- [TASK DIRECTIONS]
Copy all of the material exactly. Pictures are not to appear in the copy.

(Collected data entries)
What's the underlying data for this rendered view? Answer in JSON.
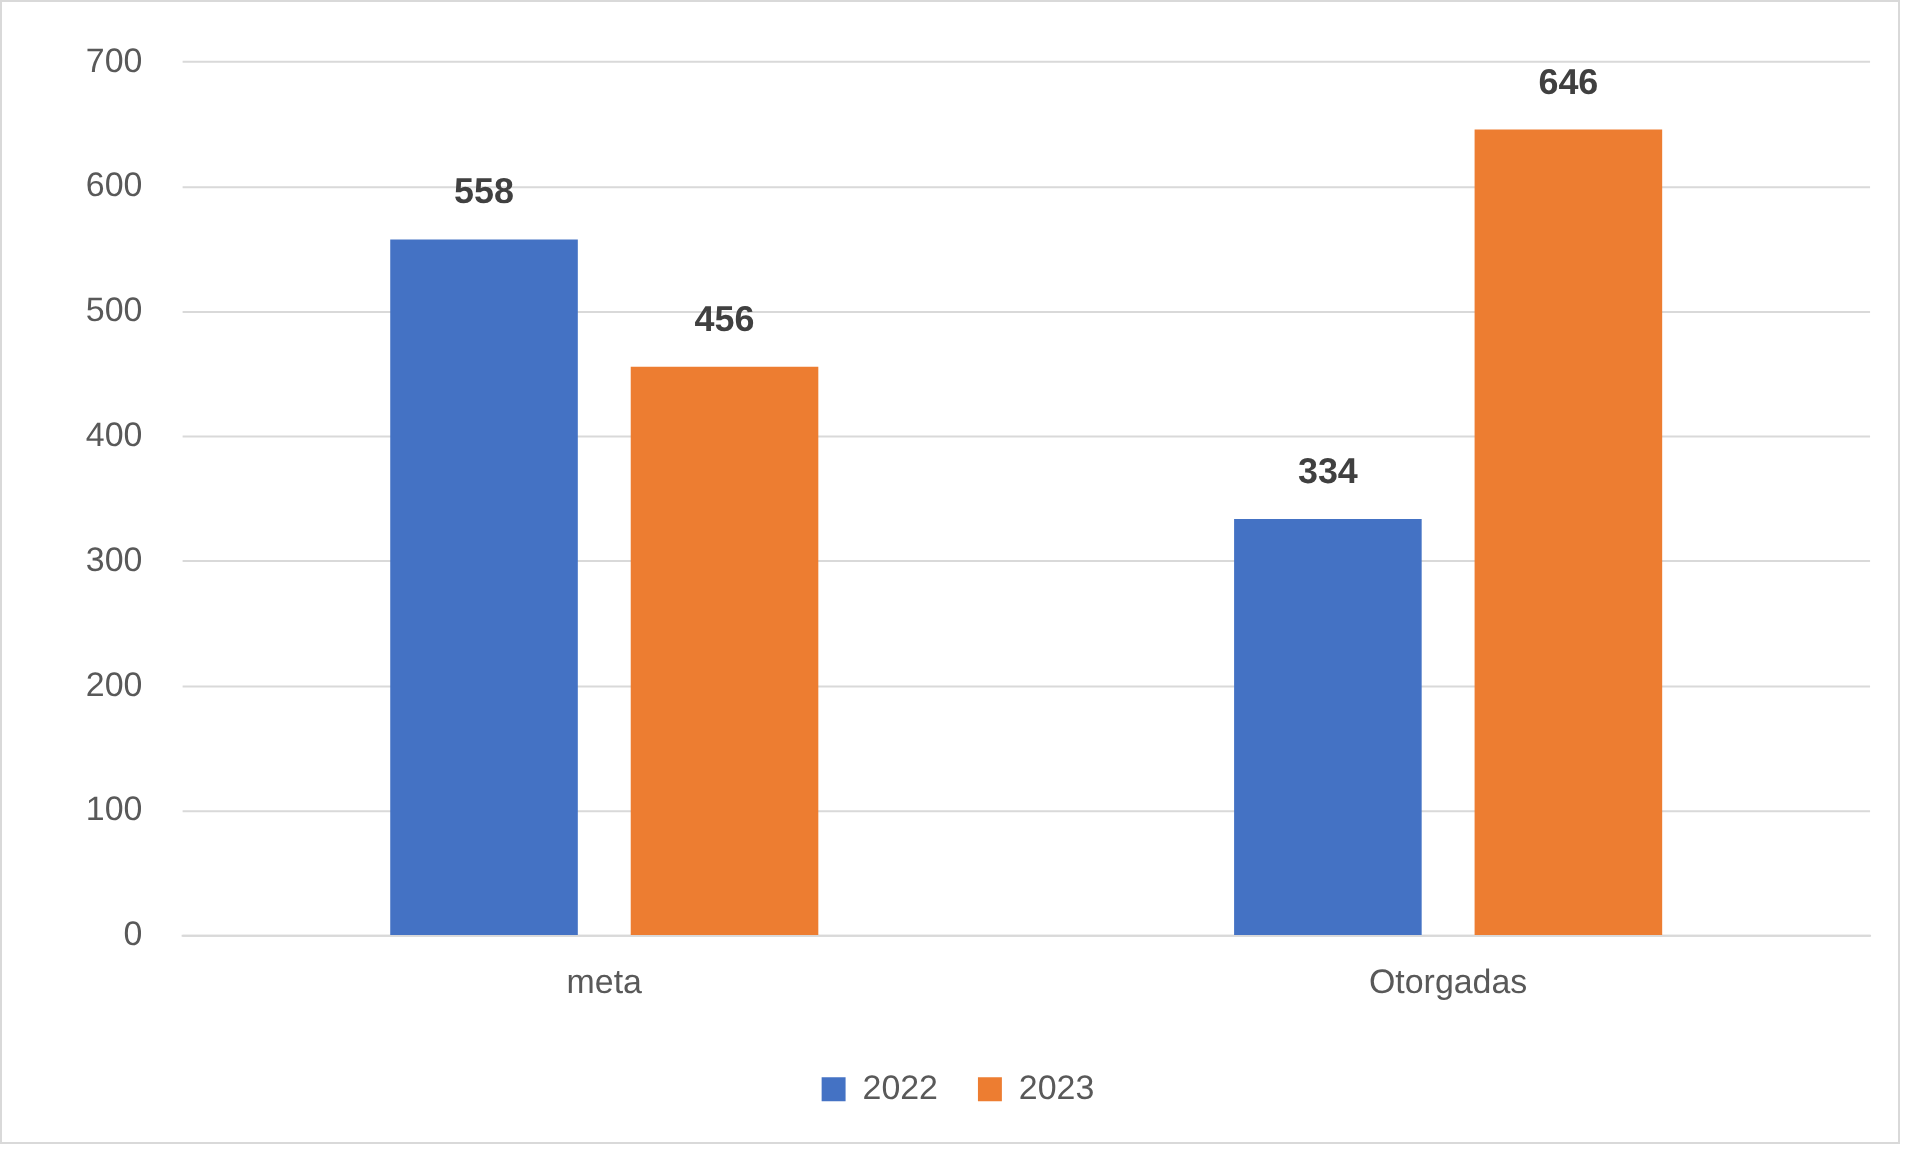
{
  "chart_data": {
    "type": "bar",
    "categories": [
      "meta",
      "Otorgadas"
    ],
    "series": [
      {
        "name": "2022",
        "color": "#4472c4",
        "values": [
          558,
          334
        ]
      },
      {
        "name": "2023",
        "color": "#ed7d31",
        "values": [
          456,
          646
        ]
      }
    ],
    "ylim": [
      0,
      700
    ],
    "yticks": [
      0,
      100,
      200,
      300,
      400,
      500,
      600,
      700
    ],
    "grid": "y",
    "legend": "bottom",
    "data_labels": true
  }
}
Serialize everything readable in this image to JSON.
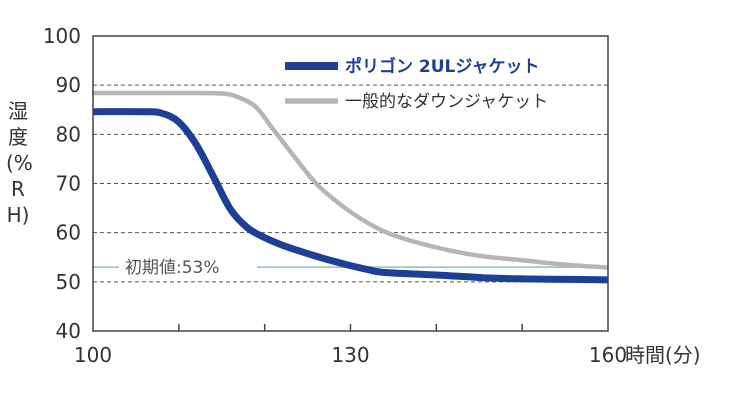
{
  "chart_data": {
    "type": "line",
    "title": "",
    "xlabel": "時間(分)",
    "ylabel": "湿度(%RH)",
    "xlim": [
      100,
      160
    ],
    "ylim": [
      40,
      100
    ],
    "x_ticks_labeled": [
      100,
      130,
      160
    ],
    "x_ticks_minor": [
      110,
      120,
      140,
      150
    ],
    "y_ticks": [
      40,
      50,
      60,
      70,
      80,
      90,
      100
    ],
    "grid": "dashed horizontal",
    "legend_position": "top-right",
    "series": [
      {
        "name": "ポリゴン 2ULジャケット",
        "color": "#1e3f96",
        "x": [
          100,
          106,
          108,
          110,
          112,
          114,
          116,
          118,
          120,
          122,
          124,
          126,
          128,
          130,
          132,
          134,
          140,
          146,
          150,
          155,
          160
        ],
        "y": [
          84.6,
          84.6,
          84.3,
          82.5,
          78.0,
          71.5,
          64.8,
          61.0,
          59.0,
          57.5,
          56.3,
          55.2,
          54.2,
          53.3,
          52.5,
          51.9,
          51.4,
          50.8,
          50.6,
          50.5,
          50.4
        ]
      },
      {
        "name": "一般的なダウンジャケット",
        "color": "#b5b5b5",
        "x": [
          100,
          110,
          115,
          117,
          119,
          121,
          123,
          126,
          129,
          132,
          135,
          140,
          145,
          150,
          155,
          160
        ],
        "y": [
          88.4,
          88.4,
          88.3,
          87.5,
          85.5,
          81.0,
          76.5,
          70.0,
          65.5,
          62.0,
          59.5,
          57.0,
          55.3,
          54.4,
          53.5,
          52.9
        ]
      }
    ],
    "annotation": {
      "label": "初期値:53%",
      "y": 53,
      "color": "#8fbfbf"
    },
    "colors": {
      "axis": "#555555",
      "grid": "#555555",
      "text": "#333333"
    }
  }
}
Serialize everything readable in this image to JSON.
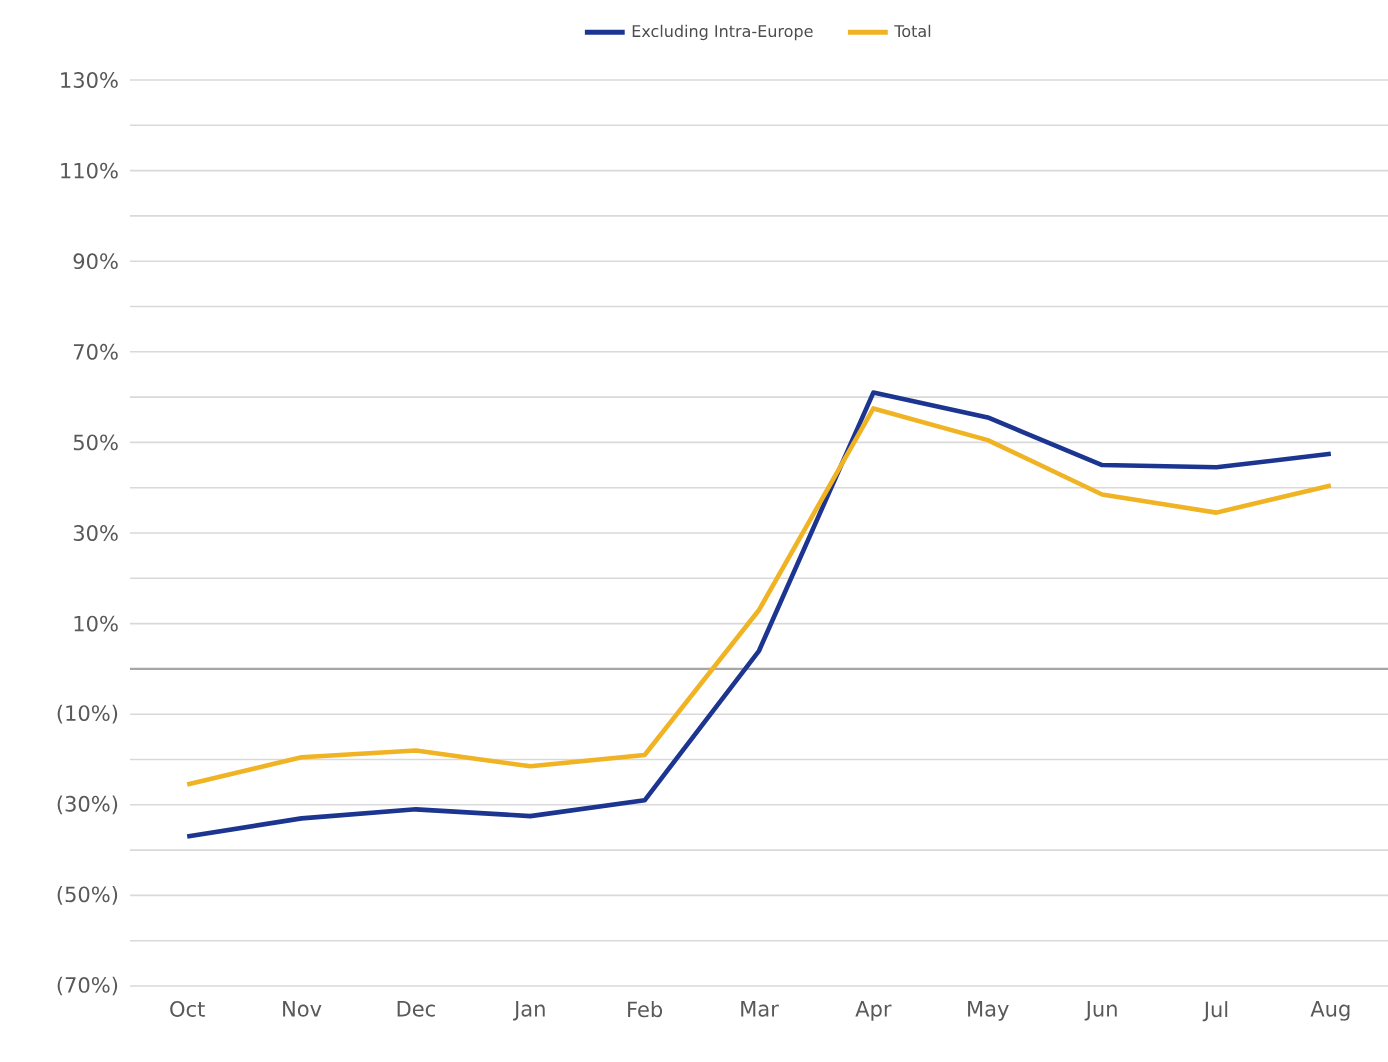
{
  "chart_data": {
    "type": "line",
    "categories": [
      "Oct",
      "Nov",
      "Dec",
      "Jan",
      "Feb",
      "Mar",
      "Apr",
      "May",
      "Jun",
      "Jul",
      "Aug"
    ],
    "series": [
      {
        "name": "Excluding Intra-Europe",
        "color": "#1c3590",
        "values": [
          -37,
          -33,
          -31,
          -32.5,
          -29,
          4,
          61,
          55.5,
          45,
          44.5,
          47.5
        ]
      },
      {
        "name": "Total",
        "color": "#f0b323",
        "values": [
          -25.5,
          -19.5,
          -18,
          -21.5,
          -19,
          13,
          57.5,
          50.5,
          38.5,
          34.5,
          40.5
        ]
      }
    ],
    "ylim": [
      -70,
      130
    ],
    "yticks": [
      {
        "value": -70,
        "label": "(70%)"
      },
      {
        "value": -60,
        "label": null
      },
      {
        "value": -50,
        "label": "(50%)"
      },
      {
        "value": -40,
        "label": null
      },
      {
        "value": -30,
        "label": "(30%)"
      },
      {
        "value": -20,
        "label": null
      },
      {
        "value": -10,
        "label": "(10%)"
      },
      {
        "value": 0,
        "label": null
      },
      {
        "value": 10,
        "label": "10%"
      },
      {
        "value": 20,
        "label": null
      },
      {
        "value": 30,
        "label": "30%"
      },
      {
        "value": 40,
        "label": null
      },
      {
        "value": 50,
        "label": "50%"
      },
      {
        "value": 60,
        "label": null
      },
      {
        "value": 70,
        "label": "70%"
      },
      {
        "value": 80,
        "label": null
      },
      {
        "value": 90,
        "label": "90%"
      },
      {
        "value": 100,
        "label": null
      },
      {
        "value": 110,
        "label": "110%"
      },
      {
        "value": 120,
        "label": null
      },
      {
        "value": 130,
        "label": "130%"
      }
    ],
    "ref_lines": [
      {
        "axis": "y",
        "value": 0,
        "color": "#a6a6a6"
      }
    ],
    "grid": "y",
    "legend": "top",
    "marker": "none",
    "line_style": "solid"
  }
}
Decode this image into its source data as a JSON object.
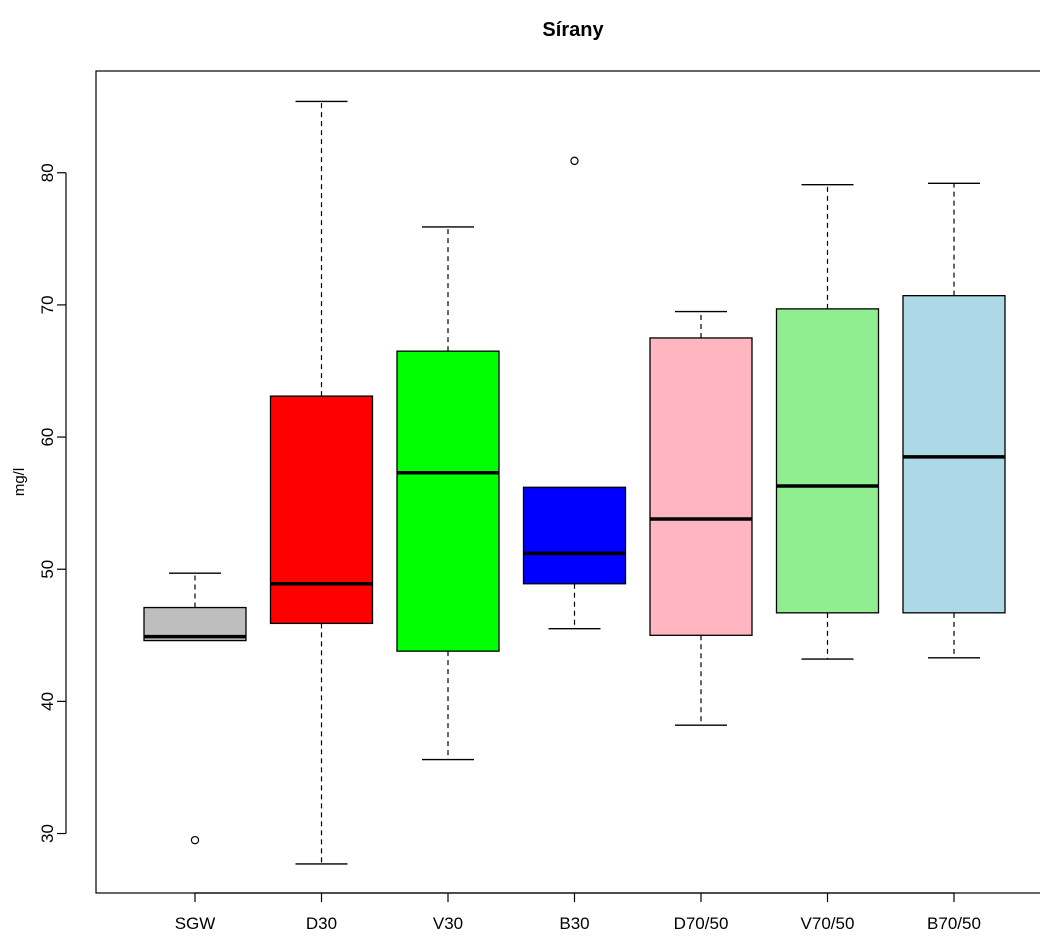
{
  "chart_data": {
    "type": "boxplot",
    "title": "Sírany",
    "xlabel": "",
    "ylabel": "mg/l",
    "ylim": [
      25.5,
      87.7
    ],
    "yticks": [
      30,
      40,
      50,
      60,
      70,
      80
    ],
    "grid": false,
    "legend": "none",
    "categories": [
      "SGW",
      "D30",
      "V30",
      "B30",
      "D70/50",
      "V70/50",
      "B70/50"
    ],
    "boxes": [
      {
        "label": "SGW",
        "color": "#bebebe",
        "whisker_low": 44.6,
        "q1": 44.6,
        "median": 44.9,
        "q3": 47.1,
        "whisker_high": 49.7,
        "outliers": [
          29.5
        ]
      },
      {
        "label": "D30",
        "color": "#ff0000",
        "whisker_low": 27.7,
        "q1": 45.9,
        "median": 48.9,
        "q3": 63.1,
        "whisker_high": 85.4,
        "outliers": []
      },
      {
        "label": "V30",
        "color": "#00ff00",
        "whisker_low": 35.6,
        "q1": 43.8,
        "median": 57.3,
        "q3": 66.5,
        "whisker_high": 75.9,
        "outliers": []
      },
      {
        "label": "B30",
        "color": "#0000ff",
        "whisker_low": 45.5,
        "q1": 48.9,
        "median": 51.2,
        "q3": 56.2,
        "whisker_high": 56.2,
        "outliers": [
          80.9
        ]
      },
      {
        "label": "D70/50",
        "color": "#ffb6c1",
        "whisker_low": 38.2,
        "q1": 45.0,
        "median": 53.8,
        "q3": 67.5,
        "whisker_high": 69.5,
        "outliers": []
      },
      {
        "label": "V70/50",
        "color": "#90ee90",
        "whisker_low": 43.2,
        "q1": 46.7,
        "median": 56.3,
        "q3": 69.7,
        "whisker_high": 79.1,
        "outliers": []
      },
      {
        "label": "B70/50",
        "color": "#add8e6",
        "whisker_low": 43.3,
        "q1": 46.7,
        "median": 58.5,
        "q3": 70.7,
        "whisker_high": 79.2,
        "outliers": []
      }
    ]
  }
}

- [EXERCISE SOLUTION]
What's the underlying data for this rendered view? Answer in JSON.
{
  "chart_data": {
    "type": "bar",
    "categories": [
      "meta",
      "Otorgadas"
    ],
    "series": [
      {
        "name": "2022",
        "color": "#4472c4",
        "values": [
          558,
          334
        ]
      },
      {
        "name": "2023",
        "color": "#ed7d31",
        "values": [
          456,
          646
        ]
      }
    ],
    "ylim": [
      0,
      700
    ],
    "yticks": [
      0,
      100,
      200,
      300,
      400,
      500,
      600,
      700
    ],
    "grid": "y",
    "legend": "bottom",
    "data_labels": true
  }
}
Serialize everything readable in this image to JSON.
{
  "chart_data": {
    "type": "line",
    "title": "",
    "xlabel": "時間(分)",
    "ylabel": "湿度(%RH)",
    "xlim": [
      100,
      160
    ],
    "ylim": [
      40,
      100
    ],
    "x_ticks_labeled": [
      100,
      130,
      160
    ],
    "x_ticks_minor": [
      110,
      120,
      140,
      150
    ],
    "y_ticks": [
      40,
      50,
      60,
      70,
      80,
      90,
      100
    ],
    "grid": "dashed horizontal",
    "legend_position": "top-right",
    "series": [
      {
        "name": "ポリゴン 2ULジャケット",
        "color": "#1e3f96",
        "x": [
          100,
          106,
          108,
          110,
          112,
          114,
          116,
          118,
          120,
          122,
          124,
          126,
          128,
          130,
          132,
          134,
          140,
          146,
          150,
          155,
          160
        ],
        "y": [
          84.6,
          84.6,
          84.3,
          82.5,
          78.0,
          71.5,
          64.8,
          61.0,
          59.0,
          57.5,
          56.3,
          55.2,
          54.2,
          53.3,
          52.5,
          51.9,
          51.4,
          50.8,
          50.6,
          50.5,
          50.4
        ]
      },
      {
        "name": "一般的なダウンジャケット",
        "color": "#b5b5b5",
        "x": [
          100,
          110,
          115,
          117,
          119,
          121,
          123,
          126,
          129,
          132,
          135,
          140,
          145,
          150,
          155,
          160
        ],
        "y": [
          88.4,
          88.4,
          88.3,
          87.5,
          85.5,
          81.0,
          76.5,
          70.0,
          65.5,
          62.0,
          59.5,
          57.0,
          55.3,
          54.4,
          53.5,
          52.9
        ]
      }
    ],
    "annotation": {
      "label": "初期値:53%",
      "y": 53,
      "color": "#8fbfbf"
    },
    "colors": {
      "axis": "#555555",
      "grid": "#555555",
      "text": "#333333"
    }
  }
}
Serialize everything readable in this image to JSON.
{
  "chart_data": {
    "type": "line",
    "categories": [
      "Oct",
      "Nov",
      "Dec",
      "Jan",
      "Feb",
      "Mar",
      "Apr",
      "May",
      "Jun",
      "Jul",
      "Aug"
    ],
    "series": [
      {
        "name": "Excluding Intra-Europe",
        "color": "#1c3590",
        "values": [
          -37,
          -33,
          -31,
          -32.5,
          -29,
          4,
          61,
          55.5,
          45,
          44.5,
          47.5
        ]
      },
      {
        "name": "Total",
        "color": "#f0b323",
        "values": [
          -25.5,
          -19.5,
          -18,
          -21.5,
          -19,
          13,
          57.5,
          50.5,
          38.5,
          34.5,
          40.5
        ]
      }
    ],
    "ylim": [
      -70,
      130
    ],
    "yticks": [
      {
        "value": -70,
        "label": "(70%)"
      },
      {
        "value": -60,
        "label": null
      },
      {
        "value": -50,
        "label": "(50%)"
      },
      {
        "value": -40,
        "label": null
      },
      {
        "value": -30,
        "label": "(30%)"
      },
      {
        "value": -20,
        "label": null
      },
      {
        "value": -10,
        "label": "(10%)"
      },
      {
        "value": 0,
        "label": null
      },
      {
        "value": 10,
        "label": "10%"
      },
      {
        "value": 20,
        "label": null
      },
      {
        "value": 30,
        "label": "30%"
      },
      {
        "value": 40,
        "label": null
      },
      {
        "value": 50,
        "label": "50%"
      },
      {
        "value": 60,
        "label": null
      },
      {
        "value": 70,
        "label": "70%"
      },
      {
        "value": 80,
        "label": null
      },
      {
        "value": 90,
        "label": "90%"
      },
      {
        "value": 100,
        "label": null
      },
      {
        "value": 110,
        "label": "110%"
      },
      {
        "value": 120,
        "label": null
      },
      {
        "value": 130,
        "label": "130%"
      }
    ],
    "ref_lines": [
      {
        "axis": "y",
        "value": 0,
        "color": "#a6a6a6"
      }
    ],
    "grid": "y",
    "legend": "top",
    "marker": "none",
    "line_style": "solid"
  }
}
Decode this image into its source data as a JSON object.
{
  "chart_data": {
    "type": "boxplot",
    "title": "Sírany",
    "xlabel": "",
    "ylabel": "mg/l",
    "ylim": [
      25.5,
      87.7
    ],
    "yticks": [
      30,
      40,
      50,
      60,
      70,
      80
    ],
    "grid": false,
    "legend": "none",
    "categories": [
      "SGW",
      "D30",
      "V30",
      "B30",
      "D70/50",
      "V70/50",
      "B70/50"
    ],
    "boxes": [
      {
        "label": "SGW",
        "color": "#bebebe",
        "whisker_low": 44.6,
        "q1": 44.6,
        "median": 44.9,
        "q3": 47.1,
        "whisker_high": 49.7,
        "outliers": [
          29.5
        ]
      },
      {
        "label": "D30",
        "color": "#ff0000",
        "whisker_low": 27.7,
        "q1": 45.9,
        "median": 48.9,
        "q3": 63.1,
        "whisker_high": 85.4,
        "outliers": []
      },
      {
        "label": "V30",
        "color": "#00ff00",
        "whisker_low": 35.6,
        "q1": 43.8,
        "median": 57.3,
        "q3": 66.5,
        "whisker_high": 75.9,
        "outliers": []
      },
      {
        "label": "B30",
        "color": "#0000ff",
        "whisker_low": 45.5,
        "q1": 48.9,
        "median": 51.2,
        "q3": 56.2,
        "whisker_high": 56.2,
        "outliers": [
          80.9
        ]
      },
      {
        "label": "D70/50",
        "color": "#ffb6c1",
        "whisker_low": 38.2,
        "q1": 45.0,
        "median": 53.8,
        "q3": 67.5,
        "whisker_high": 69.5,
        "outliers": []
      },
      {
        "label": "V70/50",
        "color": "#90ee90",
        "whisker_low": 43.2,
        "q1": 46.7,
        "median": 56.3,
        "q3": 69.7,
        "whisker_high": 79.1,
        "outliers": []
      },
      {
        "label": "B70/50",
        "color": "#add8e6",
        "whisker_low": 43.3,
        "q1": 46.7,
        "median": 58.5,
        "q3": 70.7,
        "whisker_high": 79.2,
        "outliers": []
      }
    ]
  }
}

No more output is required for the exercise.